Short exercise. In the data below, find every line with the string "second" and pull it out.

[Collected data entries]
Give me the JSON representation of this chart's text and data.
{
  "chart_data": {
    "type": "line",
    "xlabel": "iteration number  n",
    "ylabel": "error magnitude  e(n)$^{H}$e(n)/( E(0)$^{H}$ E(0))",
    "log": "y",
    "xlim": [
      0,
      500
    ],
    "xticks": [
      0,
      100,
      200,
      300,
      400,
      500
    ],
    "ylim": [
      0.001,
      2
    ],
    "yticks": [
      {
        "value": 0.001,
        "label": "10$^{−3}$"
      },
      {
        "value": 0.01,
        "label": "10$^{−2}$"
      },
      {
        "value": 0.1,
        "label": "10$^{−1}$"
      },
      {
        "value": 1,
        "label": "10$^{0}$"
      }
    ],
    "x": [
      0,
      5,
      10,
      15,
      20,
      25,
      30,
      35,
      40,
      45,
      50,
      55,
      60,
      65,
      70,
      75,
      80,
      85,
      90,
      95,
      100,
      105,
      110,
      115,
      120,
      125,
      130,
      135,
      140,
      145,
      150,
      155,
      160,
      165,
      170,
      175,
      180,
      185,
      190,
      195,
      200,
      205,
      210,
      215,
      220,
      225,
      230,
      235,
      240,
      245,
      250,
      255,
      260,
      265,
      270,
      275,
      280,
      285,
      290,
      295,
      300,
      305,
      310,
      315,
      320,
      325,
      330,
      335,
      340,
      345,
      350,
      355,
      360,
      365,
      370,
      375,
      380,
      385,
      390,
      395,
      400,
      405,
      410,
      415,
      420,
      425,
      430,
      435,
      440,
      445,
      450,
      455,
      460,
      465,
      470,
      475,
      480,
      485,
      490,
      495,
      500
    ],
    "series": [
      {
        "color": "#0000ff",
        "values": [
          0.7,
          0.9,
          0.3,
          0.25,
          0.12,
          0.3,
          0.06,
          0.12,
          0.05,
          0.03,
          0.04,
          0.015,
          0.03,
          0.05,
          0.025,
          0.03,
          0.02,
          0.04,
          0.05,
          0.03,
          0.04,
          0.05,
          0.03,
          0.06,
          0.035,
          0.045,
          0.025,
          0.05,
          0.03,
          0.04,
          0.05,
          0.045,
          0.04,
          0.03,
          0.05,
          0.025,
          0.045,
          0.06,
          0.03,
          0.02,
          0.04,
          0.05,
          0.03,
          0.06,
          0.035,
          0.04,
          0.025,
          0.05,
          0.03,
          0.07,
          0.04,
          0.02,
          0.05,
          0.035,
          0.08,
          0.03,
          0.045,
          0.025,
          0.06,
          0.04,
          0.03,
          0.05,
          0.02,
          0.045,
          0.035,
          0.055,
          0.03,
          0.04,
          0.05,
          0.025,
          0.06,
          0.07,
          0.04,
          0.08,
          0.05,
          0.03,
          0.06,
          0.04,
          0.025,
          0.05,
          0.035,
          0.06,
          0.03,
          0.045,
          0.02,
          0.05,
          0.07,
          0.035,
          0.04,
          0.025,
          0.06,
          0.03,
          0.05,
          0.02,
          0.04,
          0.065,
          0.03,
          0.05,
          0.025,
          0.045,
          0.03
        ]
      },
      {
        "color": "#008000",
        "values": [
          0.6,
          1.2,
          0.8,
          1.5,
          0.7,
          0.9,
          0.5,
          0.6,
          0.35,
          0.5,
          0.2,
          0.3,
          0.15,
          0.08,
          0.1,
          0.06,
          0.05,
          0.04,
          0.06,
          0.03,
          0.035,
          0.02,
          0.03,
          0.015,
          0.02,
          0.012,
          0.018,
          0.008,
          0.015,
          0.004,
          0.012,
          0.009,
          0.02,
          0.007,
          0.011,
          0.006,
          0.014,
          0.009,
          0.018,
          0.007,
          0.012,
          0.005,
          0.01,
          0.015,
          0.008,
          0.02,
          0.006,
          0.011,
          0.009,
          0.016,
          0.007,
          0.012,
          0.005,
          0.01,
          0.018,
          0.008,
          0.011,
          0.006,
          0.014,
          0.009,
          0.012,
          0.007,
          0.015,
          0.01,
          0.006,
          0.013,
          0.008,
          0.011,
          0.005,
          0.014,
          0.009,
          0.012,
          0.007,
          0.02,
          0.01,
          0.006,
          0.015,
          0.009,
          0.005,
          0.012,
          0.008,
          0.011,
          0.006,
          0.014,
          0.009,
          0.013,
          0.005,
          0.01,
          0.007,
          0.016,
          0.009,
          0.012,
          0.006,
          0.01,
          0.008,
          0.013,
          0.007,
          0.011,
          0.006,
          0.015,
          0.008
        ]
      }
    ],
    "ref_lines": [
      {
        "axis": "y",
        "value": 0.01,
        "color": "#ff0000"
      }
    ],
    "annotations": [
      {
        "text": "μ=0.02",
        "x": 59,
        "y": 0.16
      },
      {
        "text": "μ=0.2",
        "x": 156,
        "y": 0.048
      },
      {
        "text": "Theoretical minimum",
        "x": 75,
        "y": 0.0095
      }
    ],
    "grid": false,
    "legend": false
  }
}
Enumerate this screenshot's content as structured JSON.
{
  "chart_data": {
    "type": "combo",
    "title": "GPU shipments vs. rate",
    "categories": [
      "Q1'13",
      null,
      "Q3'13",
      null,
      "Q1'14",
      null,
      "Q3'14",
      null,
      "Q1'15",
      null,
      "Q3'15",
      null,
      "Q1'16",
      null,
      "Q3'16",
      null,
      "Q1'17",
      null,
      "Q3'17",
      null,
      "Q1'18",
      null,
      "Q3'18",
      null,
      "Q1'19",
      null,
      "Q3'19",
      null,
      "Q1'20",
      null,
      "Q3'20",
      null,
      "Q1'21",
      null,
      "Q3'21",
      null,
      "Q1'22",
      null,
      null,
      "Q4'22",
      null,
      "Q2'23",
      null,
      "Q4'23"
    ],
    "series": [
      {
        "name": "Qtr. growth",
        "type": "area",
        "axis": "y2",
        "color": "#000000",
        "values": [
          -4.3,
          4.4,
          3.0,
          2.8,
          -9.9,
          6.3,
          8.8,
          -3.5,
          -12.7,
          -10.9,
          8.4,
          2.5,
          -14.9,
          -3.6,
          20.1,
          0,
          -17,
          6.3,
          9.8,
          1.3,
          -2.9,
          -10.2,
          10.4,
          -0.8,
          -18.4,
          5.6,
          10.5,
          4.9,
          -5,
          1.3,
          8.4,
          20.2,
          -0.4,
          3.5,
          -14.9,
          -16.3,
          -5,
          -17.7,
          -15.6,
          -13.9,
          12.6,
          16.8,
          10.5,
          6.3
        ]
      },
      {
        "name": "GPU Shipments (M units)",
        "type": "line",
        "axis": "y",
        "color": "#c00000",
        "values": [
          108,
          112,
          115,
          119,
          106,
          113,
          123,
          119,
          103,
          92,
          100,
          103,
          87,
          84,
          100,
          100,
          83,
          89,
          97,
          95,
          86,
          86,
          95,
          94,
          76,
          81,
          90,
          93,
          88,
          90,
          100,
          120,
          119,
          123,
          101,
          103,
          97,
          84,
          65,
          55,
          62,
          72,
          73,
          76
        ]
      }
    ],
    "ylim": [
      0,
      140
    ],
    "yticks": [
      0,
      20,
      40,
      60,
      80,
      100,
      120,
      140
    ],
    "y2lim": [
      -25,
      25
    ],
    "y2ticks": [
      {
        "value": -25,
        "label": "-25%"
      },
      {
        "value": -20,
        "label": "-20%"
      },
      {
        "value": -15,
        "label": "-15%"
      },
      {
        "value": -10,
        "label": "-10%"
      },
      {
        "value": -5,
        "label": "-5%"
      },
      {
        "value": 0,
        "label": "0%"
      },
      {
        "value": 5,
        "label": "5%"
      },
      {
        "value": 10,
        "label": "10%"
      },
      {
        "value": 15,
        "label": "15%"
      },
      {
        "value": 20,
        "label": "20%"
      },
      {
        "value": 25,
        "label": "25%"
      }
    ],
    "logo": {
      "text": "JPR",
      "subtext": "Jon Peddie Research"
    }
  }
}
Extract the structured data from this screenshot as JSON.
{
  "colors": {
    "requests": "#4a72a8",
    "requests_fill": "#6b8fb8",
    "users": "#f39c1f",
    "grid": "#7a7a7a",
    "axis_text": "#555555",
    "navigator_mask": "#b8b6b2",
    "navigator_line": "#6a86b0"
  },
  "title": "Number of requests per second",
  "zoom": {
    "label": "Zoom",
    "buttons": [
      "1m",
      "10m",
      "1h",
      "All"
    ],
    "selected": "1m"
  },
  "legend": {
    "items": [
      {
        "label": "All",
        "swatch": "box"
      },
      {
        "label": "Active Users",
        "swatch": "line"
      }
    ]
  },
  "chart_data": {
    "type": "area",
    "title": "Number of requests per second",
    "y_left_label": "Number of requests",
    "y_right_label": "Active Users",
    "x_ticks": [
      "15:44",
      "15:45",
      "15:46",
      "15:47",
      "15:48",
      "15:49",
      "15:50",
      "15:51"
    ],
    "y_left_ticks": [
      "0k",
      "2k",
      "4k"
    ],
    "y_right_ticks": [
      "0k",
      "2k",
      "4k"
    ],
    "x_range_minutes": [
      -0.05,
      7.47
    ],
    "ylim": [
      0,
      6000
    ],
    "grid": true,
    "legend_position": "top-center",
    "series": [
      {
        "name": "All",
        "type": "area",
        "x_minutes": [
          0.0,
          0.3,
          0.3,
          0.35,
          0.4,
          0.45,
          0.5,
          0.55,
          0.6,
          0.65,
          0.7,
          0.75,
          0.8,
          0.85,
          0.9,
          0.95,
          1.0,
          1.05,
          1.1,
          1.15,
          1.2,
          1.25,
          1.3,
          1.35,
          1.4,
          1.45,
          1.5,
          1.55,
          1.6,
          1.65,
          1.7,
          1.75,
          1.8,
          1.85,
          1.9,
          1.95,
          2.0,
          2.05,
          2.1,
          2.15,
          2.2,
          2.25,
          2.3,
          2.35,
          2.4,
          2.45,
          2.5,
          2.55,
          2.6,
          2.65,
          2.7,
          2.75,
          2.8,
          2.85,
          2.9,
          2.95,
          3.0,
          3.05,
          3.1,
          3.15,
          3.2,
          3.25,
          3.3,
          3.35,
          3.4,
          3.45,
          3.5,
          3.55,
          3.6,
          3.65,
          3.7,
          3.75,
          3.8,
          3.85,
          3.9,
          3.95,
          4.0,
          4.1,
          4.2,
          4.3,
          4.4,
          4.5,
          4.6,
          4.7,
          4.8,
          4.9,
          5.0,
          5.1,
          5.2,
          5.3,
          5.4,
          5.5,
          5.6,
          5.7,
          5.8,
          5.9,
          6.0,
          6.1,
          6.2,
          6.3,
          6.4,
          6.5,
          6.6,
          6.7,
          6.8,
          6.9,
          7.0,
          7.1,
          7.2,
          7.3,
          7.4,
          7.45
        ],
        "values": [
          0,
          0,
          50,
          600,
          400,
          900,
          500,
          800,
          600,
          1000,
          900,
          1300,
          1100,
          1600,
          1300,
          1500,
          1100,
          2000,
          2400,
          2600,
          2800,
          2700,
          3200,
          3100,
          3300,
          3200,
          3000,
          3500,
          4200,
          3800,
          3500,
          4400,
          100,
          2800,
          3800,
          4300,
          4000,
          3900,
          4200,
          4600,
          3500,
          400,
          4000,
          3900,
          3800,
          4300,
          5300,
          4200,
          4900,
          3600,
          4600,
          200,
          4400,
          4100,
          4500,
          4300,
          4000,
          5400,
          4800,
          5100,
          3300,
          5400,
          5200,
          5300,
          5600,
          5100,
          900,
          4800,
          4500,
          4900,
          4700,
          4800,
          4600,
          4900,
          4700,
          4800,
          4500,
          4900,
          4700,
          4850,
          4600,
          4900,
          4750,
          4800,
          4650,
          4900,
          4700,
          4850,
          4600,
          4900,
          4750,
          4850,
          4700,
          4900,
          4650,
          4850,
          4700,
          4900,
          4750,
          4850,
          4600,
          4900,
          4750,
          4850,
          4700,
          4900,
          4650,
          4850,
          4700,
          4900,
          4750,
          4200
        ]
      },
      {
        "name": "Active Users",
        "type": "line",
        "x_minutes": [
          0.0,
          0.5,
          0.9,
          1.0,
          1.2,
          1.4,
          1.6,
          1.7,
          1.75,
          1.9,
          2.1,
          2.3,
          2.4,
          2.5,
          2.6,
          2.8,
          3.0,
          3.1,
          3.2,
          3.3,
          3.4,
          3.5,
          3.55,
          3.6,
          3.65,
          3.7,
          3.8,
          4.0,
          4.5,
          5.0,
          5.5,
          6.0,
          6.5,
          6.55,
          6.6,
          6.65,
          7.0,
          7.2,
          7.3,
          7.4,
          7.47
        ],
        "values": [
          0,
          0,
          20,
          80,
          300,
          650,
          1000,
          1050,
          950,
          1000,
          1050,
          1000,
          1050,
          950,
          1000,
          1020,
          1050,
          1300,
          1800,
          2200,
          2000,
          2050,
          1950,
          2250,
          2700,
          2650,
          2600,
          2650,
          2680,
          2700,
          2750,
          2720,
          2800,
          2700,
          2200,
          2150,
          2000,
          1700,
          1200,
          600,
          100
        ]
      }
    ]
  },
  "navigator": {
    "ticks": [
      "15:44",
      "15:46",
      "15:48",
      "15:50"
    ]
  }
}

Answer to the exercise.
  "title": "Number of requests per second",
    "title": "Number of requests per second",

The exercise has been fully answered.